— Start of SUPPLIED ENTRIES —
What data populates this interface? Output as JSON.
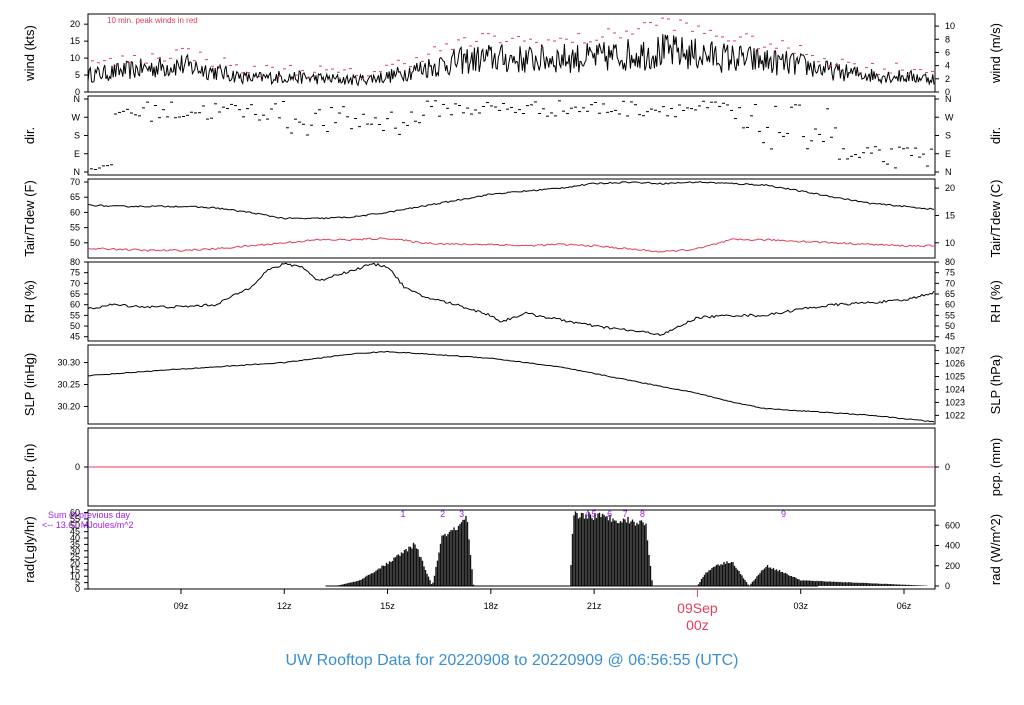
{
  "title": "UW Rooftop Data for 20220908  to  20220909 @ 06:56:55  (UTC)",
  "colors": {
    "title": "#3a8fd0",
    "red": "#e0405a",
    "purple": "#a020f0",
    "black": "#000000"
  },
  "time_axis": {
    "range_hours": [
      6.3,
      30.9
    ],
    "ticks": [
      {
        "h": 9,
        "label": "09z"
      },
      {
        "h": 12,
        "label": "12z"
      },
      {
        "h": 15,
        "label": "15z"
      },
      {
        "h": 18,
        "label": "18z"
      },
      {
        "h": 21,
        "label": "21z"
      },
      {
        "h": 27,
        "label": "03z"
      },
      {
        "h": 30,
        "label": "06z"
      }
    ],
    "day_label": {
      "h": 24,
      "line1": "09Sep",
      "line2": "00z"
    }
  },
  "panels": {
    "wind": {
      "ylabel_left": "wind (kts)",
      "ylabel_right": "wind (m/s)",
      "note": "10 min. peak winds in red",
      "left_ticks": [
        0,
        5,
        10,
        15,
        20
      ],
      "right_ticks": [
        0,
        2,
        4,
        6,
        8,
        10
      ]
    },
    "dir": {
      "ylabel_left": "dir.",
      "ylabel_right": "dir.",
      "ticks": [
        "N",
        "E",
        "S",
        "W",
        "N"
      ]
    },
    "temp": {
      "ylabel_left": "Tair/Tdew (F)",
      "ylabel_right": "Tair/Tdew (C)",
      "left_ticks": [
        50,
        55,
        60,
        65,
        70
      ],
      "right_ticks": [
        10,
        15,
        20
      ]
    },
    "rh": {
      "ylabel_left": "RH (%)",
      "ylabel_right": "RH (%)",
      "ticks": [
        45,
        50,
        55,
        60,
        65,
        70,
        75,
        80
      ]
    },
    "slp": {
      "ylabel_left": "SLP (inHg)",
      "ylabel_right": "SLP (hPa)",
      "left_ticks": [
        "30.20",
        "30.25",
        "30.30"
      ],
      "right_ticks": [
        1022,
        1023,
        1024,
        1025,
        1026,
        1027
      ]
    },
    "pcp": {
      "ylabel_left": "pcp. (in)",
      "ylabel_right": "pcp. (mm)",
      "left_ticks": [
        0
      ],
      "right_ticks": [
        0
      ]
    },
    "rad": {
      "ylabel_left": "rad(Lgly/hr)",
      "ylabel_right": "rad (W/m^2)",
      "left_ticks": [
        0,
        5,
        10,
        15,
        20,
        25,
        30,
        35,
        40,
        45,
        50,
        55,
        60
      ],
      "right_ticks": [
        0,
        200,
        400,
        600
      ],
      "sum_line1": "Sum of previous day",
      "sum_line2": "<-- 13.61 MJoules/m^2",
      "markers": [
        {
          "h": 15.45,
          "label": "1"
        },
        {
          "h": 16.6,
          "label": "2"
        },
        {
          "h": 17.15,
          "label": "3"
        },
        {
          "h": 20.8,
          "label": "4"
        },
        {
          "h": 21.0,
          "label": "5"
        },
        {
          "h": 21.45,
          "label": "6"
        },
        {
          "h": 21.9,
          "label": "7"
        },
        {
          "h": 22.4,
          "label": "8"
        },
        {
          "h": 26.5,
          "label": "9"
        }
      ]
    }
  },
  "chart_data": {
    "type": "line",
    "series": [
      {
        "name": "wind speed (kts)",
        "x_hours": [
          6.3,
          8,
          9,
          10,
          11,
          12,
          13,
          14,
          15,
          16,
          17,
          18,
          19,
          20,
          21,
          22,
          23,
          24,
          25,
          26,
          27,
          28,
          29,
          30,
          30.9
        ],
        "values": [
          5,
          7,
          8,
          6,
          4,
          4.5,
          4,
          3.5,
          4.5,
          7,
          9,
          10,
          9.5,
          10,
          10,
          11,
          12,
          11,
          10,
          9,
          8,
          6,
          5,
          4.5,
          4
        ]
      },
      {
        "name": "10 min. peak winds",
        "x_hours": [
          6.3,
          8,
          9,
          10,
          11,
          12,
          13,
          14,
          15,
          16,
          17,
          18,
          19,
          20,
          21,
          22,
          23,
          24,
          25,
          26,
          27,
          28,
          29,
          30,
          30.9
        ],
        "values": [
          8,
          10,
          12,
          9,
          6,
          6.5,
          6,
          5,
          7,
          11,
          14,
          16,
          15,
          15,
          16,
          18,
          21,
          18,
          16,
          14,
          12,
          9,
          7,
          7,
          6
        ]
      },
      {
        "name": "Tair (F)",
        "x_hours": [
          6.3,
          7,
          8,
          9,
          10,
          11,
          12,
          13,
          14,
          15,
          16,
          17,
          18,
          19,
          20,
          21,
          22,
          23,
          24,
          25,
          26,
          27,
          28,
          29,
          30,
          30.9
        ],
        "values": [
          62.5,
          62,
          62,
          62,
          61.5,
          60,
          58,
          58,
          58.5,
          60,
          62,
          64,
          66,
          67,
          68,
          69.5,
          70,
          69.5,
          70,
          69.5,
          69,
          67,
          65,
          63,
          62,
          61
        ]
      },
      {
        "name": "Tdew (F)",
        "x_hours": [
          6.3,
          7,
          8,
          9,
          10,
          11,
          12,
          13,
          14,
          15,
          16,
          17,
          18,
          19,
          20,
          21,
          22,
          23,
          24,
          25,
          26,
          27,
          28,
          29,
          30,
          30.9
        ],
        "values": [
          48,
          48,
          47.5,
          47.5,
          48,
          49,
          50,
          51,
          51,
          51.5,
          50,
          49.5,
          49.5,
          49,
          49.5,
          49,
          48,
          47,
          48,
          51,
          51,
          50.5,
          50,
          49.5,
          49,
          49
        ]
      },
      {
        "name": "RH (%)",
        "x_hours": [
          6.3,
          7,
          8,
          9,
          10,
          11,
          11.5,
          12,
          12.5,
          13,
          13.5,
          14,
          14.5,
          15,
          15.5,
          16,
          17,
          18,
          18.3,
          19,
          20,
          21,
          22,
          23,
          24,
          25,
          26,
          27,
          28,
          29,
          30,
          30.9
        ],
        "values": [
          58,
          60,
          59,
          59,
          60,
          68,
          76,
          79,
          78,
          71,
          74,
          76,
          79,
          78,
          68,
          64,
          60,
          55,
          52,
          56,
          53,
          50,
          48,
          46,
          54,
          55,
          55,
          58,
          60,
          61,
          62,
          66
        ]
      },
      {
        "name": "SLP (inHg)",
        "x_hours": [
          6.3,
          8,
          10,
          12,
          13,
          14,
          15,
          16,
          17,
          18,
          19,
          20,
          21,
          22,
          23,
          24,
          25,
          26,
          27,
          28,
          29,
          30,
          30.9
        ],
        "values": [
          30.27,
          30.28,
          30.29,
          30.3,
          30.31,
          30.32,
          30.325,
          30.32,
          30.315,
          30.31,
          30.3,
          30.29,
          30.275,
          30.26,
          30.245,
          30.23,
          30.21,
          30.195,
          30.19,
          30.185,
          30.18,
          30.172,
          30.165
        ]
      },
      {
        "name": "pcp. (in)",
        "x_hours": [
          6.3,
          30.9
        ],
        "values": [
          0,
          0
        ]
      },
      {
        "name": "rad (Lgly/hr)",
        "x_hours": [
          6.3,
          13.5,
          14.2,
          15.0,
          15.8,
          16.3,
          16.6,
          17.0,
          17.3,
          17.5,
          19.0,
          20.3,
          20.4,
          21.0,
          21.5,
          22.0,
          22.5,
          22.7,
          24.0,
          24.2,
          24.5,
          25.0,
          25.5,
          26.0,
          26.5,
          27.0,
          30.9
        ],
        "values": [
          0,
          0,
          5,
          20,
          37,
          0,
          45,
          50,
          60,
          0,
          0,
          0,
          63,
          62,
          60,
          58,
          55,
          0,
          0,
          10,
          18,
          22,
          0,
          18,
          12,
          5,
          0
        ]
      }
    ]
  }
}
— End of SUPPLIED ENTRIES —
YOUR TASK:
Pull out each line of the entries that contains "title".

EXERCISE RESPONSE:
  "title": "UW Rooftop Data for 20220908  to  20220909 @ 06:56:55  (UTC)",
    "title": "#3a8fd0",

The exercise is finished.